- [Task brief]: Gather from the material every line that contains the string "Wahlabsicht".

- [Input rows]:
-- Begin --

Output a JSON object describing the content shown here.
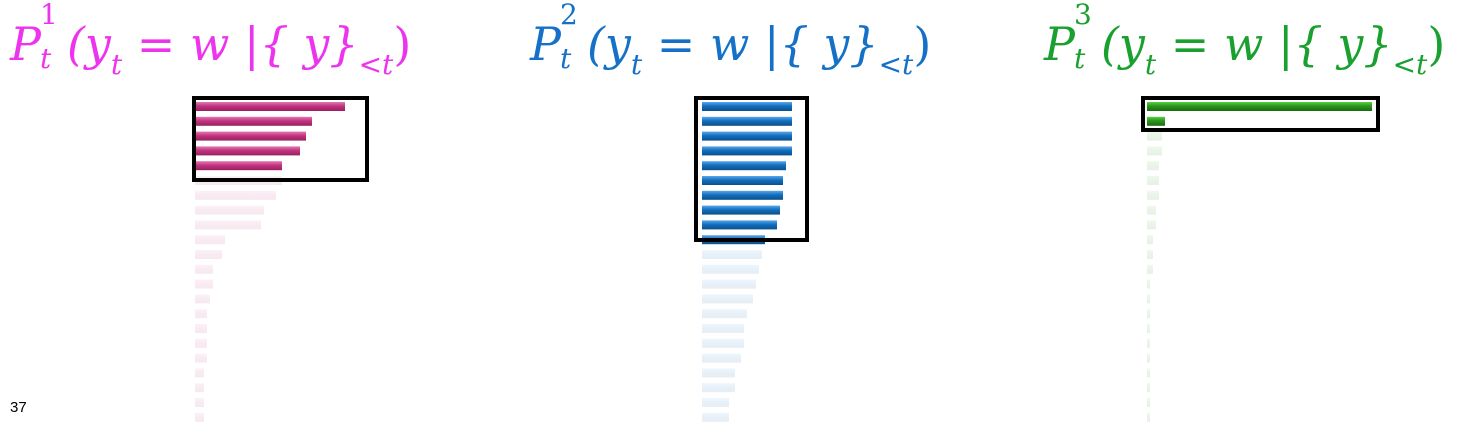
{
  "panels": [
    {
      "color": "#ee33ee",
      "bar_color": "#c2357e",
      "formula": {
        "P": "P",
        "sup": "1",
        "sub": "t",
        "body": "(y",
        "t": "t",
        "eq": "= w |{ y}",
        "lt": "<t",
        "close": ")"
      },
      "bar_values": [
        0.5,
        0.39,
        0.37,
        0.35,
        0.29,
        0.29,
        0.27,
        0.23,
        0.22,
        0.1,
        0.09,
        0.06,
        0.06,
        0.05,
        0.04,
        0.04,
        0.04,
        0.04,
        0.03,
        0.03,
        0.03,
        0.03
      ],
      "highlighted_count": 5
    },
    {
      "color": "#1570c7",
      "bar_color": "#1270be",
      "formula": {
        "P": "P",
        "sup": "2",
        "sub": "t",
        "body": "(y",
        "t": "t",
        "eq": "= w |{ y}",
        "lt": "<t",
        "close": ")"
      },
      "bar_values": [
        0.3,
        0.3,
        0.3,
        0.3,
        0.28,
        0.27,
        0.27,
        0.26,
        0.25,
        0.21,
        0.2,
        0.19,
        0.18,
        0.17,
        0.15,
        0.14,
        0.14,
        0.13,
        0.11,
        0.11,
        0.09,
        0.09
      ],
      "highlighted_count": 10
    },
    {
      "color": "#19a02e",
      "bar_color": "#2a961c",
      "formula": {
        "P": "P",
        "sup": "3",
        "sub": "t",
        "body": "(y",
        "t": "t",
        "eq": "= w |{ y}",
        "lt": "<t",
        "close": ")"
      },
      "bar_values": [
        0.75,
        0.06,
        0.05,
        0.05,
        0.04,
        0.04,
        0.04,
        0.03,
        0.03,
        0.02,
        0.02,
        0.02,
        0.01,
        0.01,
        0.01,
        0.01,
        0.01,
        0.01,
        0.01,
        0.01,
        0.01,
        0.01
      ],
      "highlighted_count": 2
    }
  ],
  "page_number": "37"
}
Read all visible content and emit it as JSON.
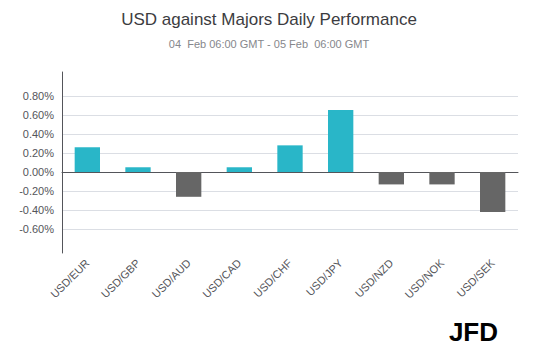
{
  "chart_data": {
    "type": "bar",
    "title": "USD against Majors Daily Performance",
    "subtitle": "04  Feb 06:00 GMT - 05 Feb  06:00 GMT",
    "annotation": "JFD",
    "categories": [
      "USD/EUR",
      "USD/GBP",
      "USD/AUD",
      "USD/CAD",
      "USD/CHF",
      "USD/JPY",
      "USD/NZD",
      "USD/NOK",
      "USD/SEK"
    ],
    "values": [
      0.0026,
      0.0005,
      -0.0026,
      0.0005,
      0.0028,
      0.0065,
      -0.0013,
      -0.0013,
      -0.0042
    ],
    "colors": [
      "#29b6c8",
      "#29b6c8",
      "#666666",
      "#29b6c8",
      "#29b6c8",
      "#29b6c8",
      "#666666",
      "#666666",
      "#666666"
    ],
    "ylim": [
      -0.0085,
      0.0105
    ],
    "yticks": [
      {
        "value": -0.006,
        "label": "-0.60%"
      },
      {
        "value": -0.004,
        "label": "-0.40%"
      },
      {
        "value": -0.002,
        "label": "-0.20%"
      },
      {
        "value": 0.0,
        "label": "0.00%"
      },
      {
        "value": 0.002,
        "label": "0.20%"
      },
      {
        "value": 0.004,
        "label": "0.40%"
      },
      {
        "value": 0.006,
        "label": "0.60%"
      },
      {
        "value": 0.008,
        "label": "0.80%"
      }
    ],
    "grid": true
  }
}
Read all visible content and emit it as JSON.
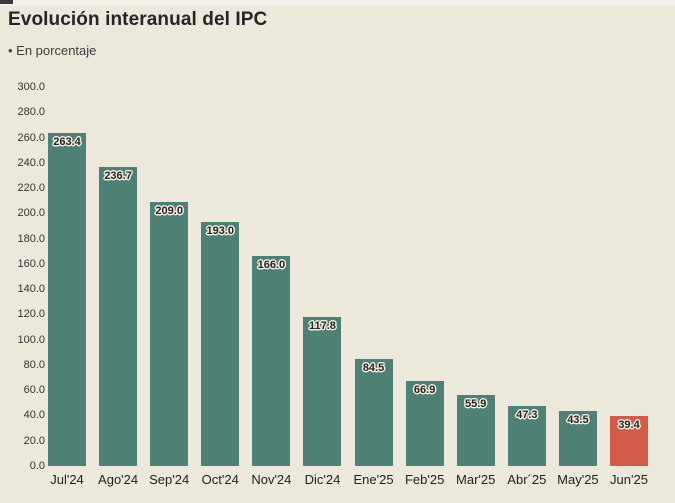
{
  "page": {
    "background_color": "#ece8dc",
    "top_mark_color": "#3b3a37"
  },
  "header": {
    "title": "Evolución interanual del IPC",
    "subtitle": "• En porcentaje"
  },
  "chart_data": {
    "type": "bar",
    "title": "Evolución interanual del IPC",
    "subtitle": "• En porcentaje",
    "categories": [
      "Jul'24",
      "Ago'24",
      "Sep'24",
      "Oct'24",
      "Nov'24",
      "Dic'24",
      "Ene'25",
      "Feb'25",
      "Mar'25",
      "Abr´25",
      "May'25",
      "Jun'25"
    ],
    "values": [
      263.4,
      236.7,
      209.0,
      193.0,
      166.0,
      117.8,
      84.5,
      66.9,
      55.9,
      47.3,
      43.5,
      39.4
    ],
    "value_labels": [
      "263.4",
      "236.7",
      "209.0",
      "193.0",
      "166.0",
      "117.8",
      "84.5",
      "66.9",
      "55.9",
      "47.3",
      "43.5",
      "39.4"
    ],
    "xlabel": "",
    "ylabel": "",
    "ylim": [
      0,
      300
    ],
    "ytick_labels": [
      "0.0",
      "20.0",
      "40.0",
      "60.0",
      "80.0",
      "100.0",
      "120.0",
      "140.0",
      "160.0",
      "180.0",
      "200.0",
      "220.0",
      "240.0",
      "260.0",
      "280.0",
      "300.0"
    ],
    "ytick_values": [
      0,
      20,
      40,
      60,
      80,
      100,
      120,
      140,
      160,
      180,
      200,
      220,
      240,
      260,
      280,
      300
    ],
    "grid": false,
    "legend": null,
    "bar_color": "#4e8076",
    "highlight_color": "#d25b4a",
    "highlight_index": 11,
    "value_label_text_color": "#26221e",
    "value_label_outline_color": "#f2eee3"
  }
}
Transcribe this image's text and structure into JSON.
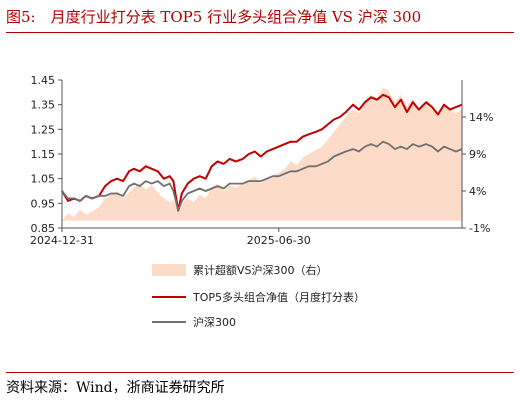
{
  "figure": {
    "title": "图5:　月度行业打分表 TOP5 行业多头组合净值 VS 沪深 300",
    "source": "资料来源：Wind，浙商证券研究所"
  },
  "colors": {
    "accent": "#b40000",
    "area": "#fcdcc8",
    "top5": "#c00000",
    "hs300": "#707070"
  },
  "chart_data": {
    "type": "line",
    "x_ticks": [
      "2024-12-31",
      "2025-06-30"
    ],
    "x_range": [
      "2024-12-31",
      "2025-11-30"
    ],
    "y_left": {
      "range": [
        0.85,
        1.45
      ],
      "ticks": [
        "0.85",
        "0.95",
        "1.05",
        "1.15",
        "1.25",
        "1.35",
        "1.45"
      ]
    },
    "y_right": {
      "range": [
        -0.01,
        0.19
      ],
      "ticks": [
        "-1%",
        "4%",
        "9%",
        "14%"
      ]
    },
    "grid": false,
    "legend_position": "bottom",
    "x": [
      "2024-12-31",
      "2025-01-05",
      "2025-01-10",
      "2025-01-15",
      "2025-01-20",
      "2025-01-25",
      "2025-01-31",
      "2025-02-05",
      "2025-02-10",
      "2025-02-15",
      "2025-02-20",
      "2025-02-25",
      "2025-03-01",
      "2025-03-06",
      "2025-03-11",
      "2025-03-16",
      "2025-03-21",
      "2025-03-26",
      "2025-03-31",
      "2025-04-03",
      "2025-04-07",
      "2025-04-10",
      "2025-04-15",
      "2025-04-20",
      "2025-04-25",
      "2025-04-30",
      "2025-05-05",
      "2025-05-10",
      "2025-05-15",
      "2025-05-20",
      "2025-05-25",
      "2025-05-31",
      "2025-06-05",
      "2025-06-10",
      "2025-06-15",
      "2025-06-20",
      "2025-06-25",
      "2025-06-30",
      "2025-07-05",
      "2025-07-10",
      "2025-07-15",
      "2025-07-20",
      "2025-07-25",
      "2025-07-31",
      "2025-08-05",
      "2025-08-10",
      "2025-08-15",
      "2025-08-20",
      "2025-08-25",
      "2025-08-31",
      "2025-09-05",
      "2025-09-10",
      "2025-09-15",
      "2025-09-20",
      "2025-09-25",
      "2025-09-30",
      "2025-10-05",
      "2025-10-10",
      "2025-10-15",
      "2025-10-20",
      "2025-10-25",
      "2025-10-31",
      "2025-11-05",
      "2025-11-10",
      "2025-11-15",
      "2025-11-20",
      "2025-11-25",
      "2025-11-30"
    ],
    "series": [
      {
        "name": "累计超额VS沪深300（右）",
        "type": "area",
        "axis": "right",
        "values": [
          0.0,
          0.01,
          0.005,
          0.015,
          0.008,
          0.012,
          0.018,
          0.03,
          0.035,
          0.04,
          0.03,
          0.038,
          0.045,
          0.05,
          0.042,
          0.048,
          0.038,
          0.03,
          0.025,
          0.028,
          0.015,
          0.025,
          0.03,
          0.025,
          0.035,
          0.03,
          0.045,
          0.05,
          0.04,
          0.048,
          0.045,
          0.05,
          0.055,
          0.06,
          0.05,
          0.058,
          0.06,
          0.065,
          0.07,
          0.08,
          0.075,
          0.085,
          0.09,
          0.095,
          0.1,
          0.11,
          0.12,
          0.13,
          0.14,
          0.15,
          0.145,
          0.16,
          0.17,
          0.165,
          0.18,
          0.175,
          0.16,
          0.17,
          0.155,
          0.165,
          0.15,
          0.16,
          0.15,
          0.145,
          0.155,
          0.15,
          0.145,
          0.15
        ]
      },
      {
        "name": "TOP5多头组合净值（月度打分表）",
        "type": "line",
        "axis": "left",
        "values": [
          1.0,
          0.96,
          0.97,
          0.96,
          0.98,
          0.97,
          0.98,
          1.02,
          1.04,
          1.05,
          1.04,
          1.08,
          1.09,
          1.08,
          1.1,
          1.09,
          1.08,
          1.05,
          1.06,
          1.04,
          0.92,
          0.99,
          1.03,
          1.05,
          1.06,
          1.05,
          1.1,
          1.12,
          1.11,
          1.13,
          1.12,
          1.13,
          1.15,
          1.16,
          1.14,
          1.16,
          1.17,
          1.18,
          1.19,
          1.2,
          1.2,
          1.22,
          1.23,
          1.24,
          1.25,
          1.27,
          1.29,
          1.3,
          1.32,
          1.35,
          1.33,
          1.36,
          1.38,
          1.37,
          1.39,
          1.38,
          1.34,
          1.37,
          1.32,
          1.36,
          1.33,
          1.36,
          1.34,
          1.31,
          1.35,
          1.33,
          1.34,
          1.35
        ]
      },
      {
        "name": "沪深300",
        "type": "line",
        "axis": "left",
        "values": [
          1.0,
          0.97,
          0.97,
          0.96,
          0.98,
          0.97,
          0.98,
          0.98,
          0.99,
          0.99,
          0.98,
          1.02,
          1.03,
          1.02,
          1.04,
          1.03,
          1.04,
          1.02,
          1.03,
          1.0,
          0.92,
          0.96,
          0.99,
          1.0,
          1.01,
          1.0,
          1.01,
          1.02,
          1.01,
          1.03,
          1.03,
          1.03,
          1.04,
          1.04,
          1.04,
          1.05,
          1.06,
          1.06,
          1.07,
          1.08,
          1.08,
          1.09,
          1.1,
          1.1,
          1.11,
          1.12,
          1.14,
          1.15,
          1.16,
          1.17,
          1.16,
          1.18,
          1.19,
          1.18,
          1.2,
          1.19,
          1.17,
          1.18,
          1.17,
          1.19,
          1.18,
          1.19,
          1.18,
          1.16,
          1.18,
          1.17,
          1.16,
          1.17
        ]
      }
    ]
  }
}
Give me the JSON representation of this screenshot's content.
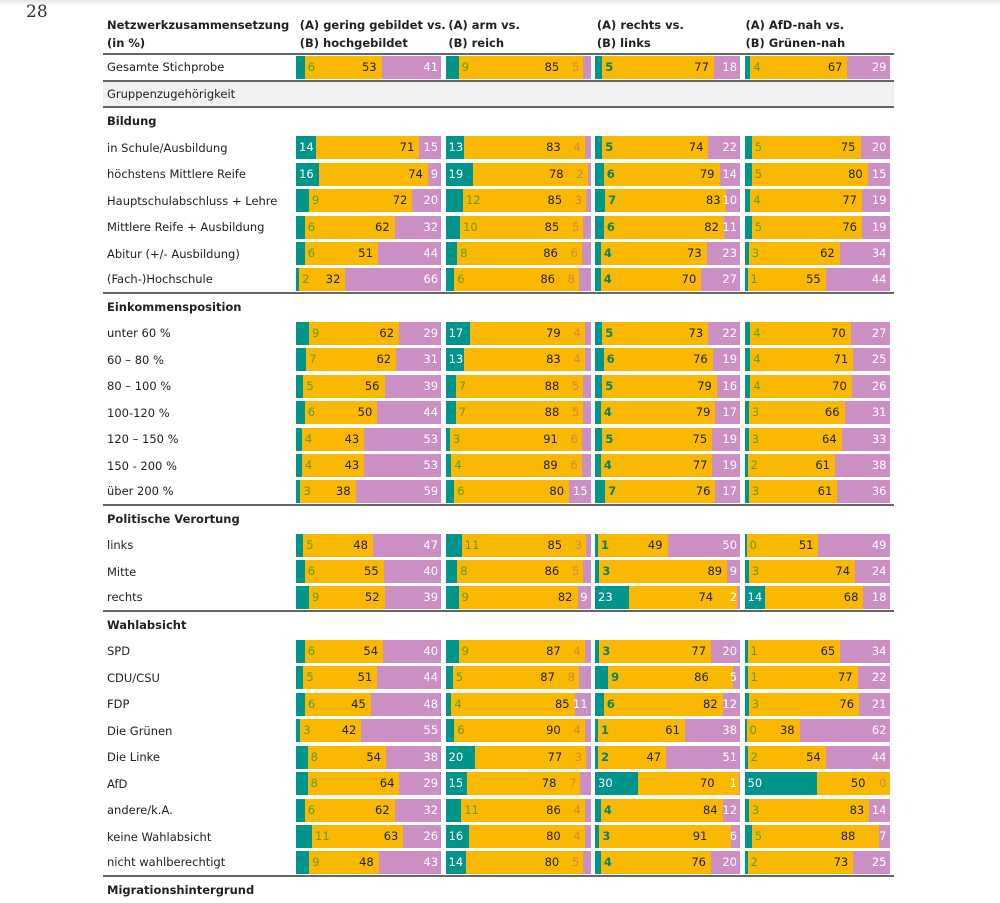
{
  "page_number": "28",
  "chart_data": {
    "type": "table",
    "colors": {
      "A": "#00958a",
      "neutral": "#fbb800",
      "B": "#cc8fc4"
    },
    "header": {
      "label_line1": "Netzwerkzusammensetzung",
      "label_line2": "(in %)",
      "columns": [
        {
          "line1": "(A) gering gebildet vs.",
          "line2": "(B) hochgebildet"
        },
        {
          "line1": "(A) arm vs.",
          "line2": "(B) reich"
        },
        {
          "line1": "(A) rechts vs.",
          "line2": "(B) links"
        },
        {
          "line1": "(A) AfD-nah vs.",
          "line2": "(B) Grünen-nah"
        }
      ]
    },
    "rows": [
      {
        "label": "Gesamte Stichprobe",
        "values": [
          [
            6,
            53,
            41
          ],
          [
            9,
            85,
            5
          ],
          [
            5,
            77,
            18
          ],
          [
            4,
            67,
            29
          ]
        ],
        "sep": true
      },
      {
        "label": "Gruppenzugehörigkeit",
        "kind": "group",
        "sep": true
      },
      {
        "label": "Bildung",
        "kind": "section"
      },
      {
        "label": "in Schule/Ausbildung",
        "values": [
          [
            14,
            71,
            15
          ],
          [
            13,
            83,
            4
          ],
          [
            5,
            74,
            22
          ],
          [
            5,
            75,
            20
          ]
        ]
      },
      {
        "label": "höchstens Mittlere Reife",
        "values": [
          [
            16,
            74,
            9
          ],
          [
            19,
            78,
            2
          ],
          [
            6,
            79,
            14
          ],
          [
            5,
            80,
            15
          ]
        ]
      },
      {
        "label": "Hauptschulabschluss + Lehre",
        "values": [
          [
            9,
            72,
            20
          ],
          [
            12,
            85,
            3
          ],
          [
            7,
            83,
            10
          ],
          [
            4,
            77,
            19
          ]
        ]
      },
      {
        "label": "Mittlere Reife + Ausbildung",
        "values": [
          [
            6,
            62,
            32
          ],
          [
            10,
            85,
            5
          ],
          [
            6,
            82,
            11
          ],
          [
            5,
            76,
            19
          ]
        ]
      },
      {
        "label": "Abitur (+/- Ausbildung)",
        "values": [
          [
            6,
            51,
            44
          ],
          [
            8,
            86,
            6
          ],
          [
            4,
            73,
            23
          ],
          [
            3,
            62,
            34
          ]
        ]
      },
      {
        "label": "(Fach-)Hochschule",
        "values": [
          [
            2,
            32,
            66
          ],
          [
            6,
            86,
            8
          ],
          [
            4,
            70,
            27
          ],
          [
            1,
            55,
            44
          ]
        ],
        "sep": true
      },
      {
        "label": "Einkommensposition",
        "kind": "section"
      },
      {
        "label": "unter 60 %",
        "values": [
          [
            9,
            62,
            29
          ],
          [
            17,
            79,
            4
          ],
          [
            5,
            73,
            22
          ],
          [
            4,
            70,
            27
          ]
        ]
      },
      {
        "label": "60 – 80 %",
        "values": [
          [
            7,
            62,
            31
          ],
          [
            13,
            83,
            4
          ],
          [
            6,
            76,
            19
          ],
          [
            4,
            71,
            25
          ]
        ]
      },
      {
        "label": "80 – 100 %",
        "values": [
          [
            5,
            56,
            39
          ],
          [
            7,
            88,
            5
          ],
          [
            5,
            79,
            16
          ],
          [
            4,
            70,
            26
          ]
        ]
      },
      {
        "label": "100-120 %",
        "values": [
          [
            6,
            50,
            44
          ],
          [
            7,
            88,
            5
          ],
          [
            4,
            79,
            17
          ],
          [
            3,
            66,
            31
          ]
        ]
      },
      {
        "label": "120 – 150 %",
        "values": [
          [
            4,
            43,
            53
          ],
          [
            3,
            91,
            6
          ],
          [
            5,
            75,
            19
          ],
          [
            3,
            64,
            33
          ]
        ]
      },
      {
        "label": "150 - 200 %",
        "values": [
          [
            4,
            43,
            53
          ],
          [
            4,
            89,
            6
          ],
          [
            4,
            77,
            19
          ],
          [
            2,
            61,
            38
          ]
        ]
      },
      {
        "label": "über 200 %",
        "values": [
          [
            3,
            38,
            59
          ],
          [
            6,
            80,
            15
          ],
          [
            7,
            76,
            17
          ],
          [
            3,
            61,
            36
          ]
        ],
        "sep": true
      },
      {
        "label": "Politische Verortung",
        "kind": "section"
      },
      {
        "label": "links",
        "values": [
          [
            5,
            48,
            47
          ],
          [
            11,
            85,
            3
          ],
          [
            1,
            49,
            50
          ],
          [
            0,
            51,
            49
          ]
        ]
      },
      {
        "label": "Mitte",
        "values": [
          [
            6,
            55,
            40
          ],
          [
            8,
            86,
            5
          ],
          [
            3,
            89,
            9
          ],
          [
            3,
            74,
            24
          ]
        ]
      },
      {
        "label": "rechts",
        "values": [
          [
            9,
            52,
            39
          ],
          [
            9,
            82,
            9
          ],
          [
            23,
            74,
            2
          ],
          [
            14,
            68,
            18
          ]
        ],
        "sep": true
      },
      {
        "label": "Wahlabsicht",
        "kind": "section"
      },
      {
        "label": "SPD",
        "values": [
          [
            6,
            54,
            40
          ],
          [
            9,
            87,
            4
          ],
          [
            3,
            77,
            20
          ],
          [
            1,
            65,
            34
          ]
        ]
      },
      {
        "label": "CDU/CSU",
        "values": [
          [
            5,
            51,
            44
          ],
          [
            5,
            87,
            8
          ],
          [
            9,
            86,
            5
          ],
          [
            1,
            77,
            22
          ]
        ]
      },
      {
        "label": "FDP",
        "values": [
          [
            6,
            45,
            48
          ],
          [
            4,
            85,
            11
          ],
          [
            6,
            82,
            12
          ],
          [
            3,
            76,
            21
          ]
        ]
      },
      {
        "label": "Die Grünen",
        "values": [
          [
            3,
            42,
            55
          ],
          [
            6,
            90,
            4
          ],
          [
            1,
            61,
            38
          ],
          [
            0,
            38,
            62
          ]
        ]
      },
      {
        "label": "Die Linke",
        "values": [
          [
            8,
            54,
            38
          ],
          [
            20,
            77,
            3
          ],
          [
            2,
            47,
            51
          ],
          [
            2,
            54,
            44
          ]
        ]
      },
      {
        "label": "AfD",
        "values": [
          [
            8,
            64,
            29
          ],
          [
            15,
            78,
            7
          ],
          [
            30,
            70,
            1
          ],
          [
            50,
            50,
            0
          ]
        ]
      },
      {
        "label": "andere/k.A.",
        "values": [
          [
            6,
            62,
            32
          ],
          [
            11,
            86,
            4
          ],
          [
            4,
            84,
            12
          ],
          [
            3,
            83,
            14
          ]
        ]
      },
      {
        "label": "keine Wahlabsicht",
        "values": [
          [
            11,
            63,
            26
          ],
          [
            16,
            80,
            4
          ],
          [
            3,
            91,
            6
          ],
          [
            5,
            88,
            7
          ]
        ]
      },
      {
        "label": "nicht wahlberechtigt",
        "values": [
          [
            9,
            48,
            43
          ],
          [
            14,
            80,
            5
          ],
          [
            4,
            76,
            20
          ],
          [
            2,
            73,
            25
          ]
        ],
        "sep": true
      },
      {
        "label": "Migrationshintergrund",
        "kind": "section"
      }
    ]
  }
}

-- End --

- [Exercise output]:
        "label": "Wahlabsicht",
        "label": "keine Wahlabsicht",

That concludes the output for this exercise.